>> START
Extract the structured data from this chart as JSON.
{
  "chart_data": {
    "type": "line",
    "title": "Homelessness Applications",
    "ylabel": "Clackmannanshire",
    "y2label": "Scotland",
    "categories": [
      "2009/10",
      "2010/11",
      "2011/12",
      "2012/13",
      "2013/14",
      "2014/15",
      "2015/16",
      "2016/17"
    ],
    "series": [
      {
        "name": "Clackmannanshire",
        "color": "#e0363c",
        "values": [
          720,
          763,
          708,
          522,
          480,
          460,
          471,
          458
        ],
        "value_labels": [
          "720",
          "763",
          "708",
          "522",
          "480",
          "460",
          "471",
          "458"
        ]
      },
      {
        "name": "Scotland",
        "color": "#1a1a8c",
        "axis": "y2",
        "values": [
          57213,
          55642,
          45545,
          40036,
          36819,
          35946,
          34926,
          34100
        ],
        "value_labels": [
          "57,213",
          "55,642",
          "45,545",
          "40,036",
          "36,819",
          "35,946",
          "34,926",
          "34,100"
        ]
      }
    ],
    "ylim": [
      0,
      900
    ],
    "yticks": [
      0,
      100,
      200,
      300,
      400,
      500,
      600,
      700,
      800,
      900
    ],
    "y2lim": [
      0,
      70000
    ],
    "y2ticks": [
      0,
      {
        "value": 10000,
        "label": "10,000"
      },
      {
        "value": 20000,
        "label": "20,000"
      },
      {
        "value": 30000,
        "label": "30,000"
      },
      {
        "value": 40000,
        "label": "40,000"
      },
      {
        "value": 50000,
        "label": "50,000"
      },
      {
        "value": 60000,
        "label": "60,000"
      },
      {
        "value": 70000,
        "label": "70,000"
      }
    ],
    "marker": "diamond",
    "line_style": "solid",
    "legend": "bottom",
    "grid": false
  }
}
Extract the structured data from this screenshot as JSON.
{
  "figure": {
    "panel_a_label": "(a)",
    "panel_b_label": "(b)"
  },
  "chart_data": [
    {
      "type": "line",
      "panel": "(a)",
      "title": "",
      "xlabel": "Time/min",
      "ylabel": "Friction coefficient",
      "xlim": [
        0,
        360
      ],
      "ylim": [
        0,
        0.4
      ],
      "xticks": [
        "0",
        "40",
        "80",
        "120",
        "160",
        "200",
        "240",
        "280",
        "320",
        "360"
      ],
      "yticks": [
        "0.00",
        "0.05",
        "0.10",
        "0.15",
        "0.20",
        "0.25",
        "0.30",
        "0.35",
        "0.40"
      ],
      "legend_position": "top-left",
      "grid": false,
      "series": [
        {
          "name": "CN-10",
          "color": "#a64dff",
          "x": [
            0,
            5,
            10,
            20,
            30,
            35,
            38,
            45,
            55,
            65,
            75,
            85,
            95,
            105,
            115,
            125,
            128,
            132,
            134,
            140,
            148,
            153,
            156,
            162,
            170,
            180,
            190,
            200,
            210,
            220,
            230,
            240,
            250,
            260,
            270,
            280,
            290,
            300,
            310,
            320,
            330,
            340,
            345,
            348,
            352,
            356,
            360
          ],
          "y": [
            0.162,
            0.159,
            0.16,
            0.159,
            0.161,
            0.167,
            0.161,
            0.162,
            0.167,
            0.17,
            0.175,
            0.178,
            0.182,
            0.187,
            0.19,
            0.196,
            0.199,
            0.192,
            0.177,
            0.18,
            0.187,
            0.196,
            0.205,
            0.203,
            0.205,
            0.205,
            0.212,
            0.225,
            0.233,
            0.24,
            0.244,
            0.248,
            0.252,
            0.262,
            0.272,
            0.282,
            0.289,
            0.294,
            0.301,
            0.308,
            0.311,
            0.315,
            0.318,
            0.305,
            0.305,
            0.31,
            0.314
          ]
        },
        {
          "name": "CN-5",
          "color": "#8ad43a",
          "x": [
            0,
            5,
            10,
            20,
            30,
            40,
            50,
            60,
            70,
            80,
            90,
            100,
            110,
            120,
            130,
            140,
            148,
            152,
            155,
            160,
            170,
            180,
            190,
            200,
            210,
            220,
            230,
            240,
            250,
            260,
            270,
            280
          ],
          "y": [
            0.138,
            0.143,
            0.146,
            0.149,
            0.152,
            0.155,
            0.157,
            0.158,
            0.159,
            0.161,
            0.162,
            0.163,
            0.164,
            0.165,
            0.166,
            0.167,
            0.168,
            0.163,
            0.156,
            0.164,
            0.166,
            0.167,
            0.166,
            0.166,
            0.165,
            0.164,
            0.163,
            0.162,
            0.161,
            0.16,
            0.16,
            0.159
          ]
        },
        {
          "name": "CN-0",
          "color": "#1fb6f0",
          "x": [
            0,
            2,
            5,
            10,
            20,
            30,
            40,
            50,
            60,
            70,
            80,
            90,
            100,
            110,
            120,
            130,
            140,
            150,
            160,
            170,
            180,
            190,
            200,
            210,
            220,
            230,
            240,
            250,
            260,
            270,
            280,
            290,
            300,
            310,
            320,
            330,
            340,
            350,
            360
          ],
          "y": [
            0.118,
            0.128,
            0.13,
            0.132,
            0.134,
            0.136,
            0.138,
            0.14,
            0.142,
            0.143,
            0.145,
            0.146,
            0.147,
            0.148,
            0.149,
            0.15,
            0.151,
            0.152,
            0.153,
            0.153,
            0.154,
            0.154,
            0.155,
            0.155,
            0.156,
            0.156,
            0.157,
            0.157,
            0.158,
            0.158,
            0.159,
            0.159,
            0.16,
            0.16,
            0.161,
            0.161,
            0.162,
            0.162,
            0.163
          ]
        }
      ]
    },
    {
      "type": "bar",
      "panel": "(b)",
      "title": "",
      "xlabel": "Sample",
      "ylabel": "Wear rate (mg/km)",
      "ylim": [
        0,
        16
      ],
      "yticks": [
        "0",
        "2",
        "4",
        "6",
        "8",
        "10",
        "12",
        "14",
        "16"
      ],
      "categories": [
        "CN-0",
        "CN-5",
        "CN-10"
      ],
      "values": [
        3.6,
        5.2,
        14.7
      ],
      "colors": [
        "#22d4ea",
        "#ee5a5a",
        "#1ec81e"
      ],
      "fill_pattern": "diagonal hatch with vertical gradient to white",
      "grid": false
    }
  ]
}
>> END
DIRECTIONS FOR THIS TASK: Give an exact repetition of all the material.

ANSWER FOR THE TASK:
Extract the structured data from this chart as JSON.
{
  "chart_data": {
    "type": "line",
    "title": "Homelessness Applications",
    "ylabel": "Clackmannanshire",
    "y2label": "Scotland",
    "categories": [
      "2009/10",
      "2010/11",
      "2011/12",
      "2012/13",
      "2013/14",
      "2014/15",
      "2015/16",
      "2016/17"
    ],
    "series": [
      {
        "name": "Clackmannanshire",
        "color": "#e0363c",
        "values": [
          720,
          763,
          708,
          522,
          480,
          460,
          471,
          458
        ],
        "value_labels": [
          "720",
          "763",
          "708",
          "522",
          "480",
          "460",
          "471",
          "458"
        ]
      },
      {
        "name": "Scotland",
        "color": "#1a1a8c",
        "axis": "y2",
        "values": [
          57213,
          55642,
          45545,
          40036,
          36819,
          35946,
          34926,
          34100
        ],
        "value_labels": [
          "57,213",
          "55,642",
          "45,545",
          "40,036",
          "36,819",
          "35,946",
          "34,926",
          "34,100"
        ]
      }
    ],
    "ylim": [
      0,
      900
    ],
    "yticks": [
      0,
      100,
      200,
      300,
      400,
      500,
      600,
      700,
      800,
      900
    ],
    "y2lim": [
      0,
      70000
    ],
    "y2ticks": [
      0,
      {
        "value": 10000,
        "label": "10,000"
      },
      {
        "value": 20000,
        "label": "20,000"
      },
      {
        "value": 30000,
        "label": "30,000"
      },
      {
        "value": 40000,
        "label": "40,000"
      },
      {
        "value": 50000,
        "label": "50,000"
      },
      {
        "value": 60000,
        "label": "60,000"
      },
      {
        "value": 70000,
        "label": "70,000"
      }
    ],
    "marker": "diamond",
    "line_style": "solid",
    "legend": "bottom",
    "grid": false
  }
}
Extract the structured data from this screenshot as JSON.
{
  "figure": {
    "panel_a_label": "(a)",
    "panel_b_label": "(b)"
  },
  "chart_data": [
    {
      "type": "line",
      "panel": "(a)",
      "title": "",
      "xlabel": "Time/min",
      "ylabel": "Friction coefficient",
      "xlim": [
        0,
        360
      ],
      "ylim": [
        0,
        0.4
      ],
      "xticks": [
        "0",
        "40",
        "80",
        "120",
        "160",
        "200",
        "240",
        "280",
        "320",
        "360"
      ],
      "yticks": [
        "0.00",
        "0.05",
        "0.10",
        "0.15",
        "0.20",
        "0.25",
        "0.30",
        "0.35",
        "0.40"
      ],
      "legend_position": "top-left",
      "grid": false,
      "series": [
        {
          "name": "CN-10",
          "color": "#a64dff",
          "x": [
            0,
            5,
            10,
            20,
            30,
            35,
            38,
            45,
            55,
            65,
            75,
            85,
            95,
            105,
            115,
            125,
            128,
            132,
            134,
            140,
            148,
            153,
            156,
            162,
            170,
            180,
            190,
            200,
            210,
            220,
            230,
            240,
            250,
            260,
            270,
            280,
            290,
            300,
            310,
            320,
            330,
            340,
            345,
            348,
            352,
            356,
            360
          ],
          "y": [
            0.162,
            0.159,
            0.16,
            0.159,
            0.161,
            0.167,
            0.161,
            0.162,
            0.167,
            0.17,
            0.175,
            0.178,
            0.182,
            0.187,
            0.19,
            0.196,
            0.199,
            0.192,
            0.177,
            0.18,
            0.187,
            0.196,
            0.205,
            0.203,
            0.205,
            0.205,
            0.212,
            0.225,
            0.233,
            0.24,
            0.244,
            0.248,
            0.252,
            0.262,
            0.272,
            0.282,
            0.289,
            0.294,
            0.301,
            0.308,
            0.311,
            0.315,
            0.318,
            0.305,
            0.305,
            0.31,
            0.314
          ]
        },
        {
          "name": "CN-5",
          "color": "#8ad43a",
          "x": [
            0,
            5,
            10,
            20,
            30,
            40,
            50,
            60,
            70,
            80,
            90,
            100,
            110,
            120,
            130,
            140,
            148,
            152,
            155,
            160,
            170,
            180,
            190,
            200,
            210,
            220,
            230,
            240,
            250,
            260,
            270,
            280
          ],
          "y": [
            0.138,
            0.143,
            0.146,
            0.149,
            0.152,
            0.155,
            0.157,
            0.158,
            0.159,
            0.161,
            0.162,
            0.163,
            0.164,
            0.165,
            0.166,
            0.167,
            0.168,
            0.163,
            0.156,
            0.164,
            0.166,
            0.167,
            0.166,
            0.166,
            0.165,
            0.164,
            0.163,
            0.162,
            0.161,
            0.16,
            0.16,
            0.159
          ]
        },
        {
          "name": "CN-0",
          "color": "#1fb6f0",
          "x": [
            0,
            2,
            5,
            10,
            20,
            30,
            40,
            50,
            60,
            70,
            80,
            90,
            100,
            110,
            120,
            130,
            140,
            150,
            160,
            170,
            180,
            190,
            200,
            210,
            220,
            230,
            240,
            250,
            260,
            270,
            280,
            290,
            300,
            310,
            320,
            330,
            340,
            350,
            360
          ],
          "y": [
            0.118,
            0.128,
            0.13,
            0.132,
            0.134,
            0.136,
            0.138,
            0.14,
            0.142,
            0.143,
            0.145,
            0.146,
            0.147,
            0.148,
            0.149,
            0.15,
            0.151,
            0.152,
            0.153,
            0.153,
            0.154,
            0.154,
            0.155,
            0.155,
            0.156,
            0.156,
            0.157,
            0.157,
            0.158,
            0.158,
            0.159,
            0.159,
            0.16,
            0.16,
            0.161,
            0.161,
            0.162,
            0.162,
            0.163
          ]
        }
      ]
    },
    {
      "type": "bar",
      "panel": "(b)",
      "title": "",
      "xlabel": "Sample",
      "ylabel": "Wear rate (mg/km)",
      "ylim": [
        0,
        16
      ],
      "yticks": [
        "0",
        "2",
        "4",
        "6",
        "8",
        "10",
        "12",
        "14",
        "16"
      ],
      "categories": [
        "CN-0",
        "CN-5",
        "CN-10"
      ],
      "values": [
        3.6,
        5.2,
        14.7
      ],
      "colors": [
        "#22d4ea",
        "#ee5a5a",
        "#1ec81e"
      ],
      "fill_pattern": "diagonal hatch with vertical gradient to white",
      "grid": false
    }
  ]
}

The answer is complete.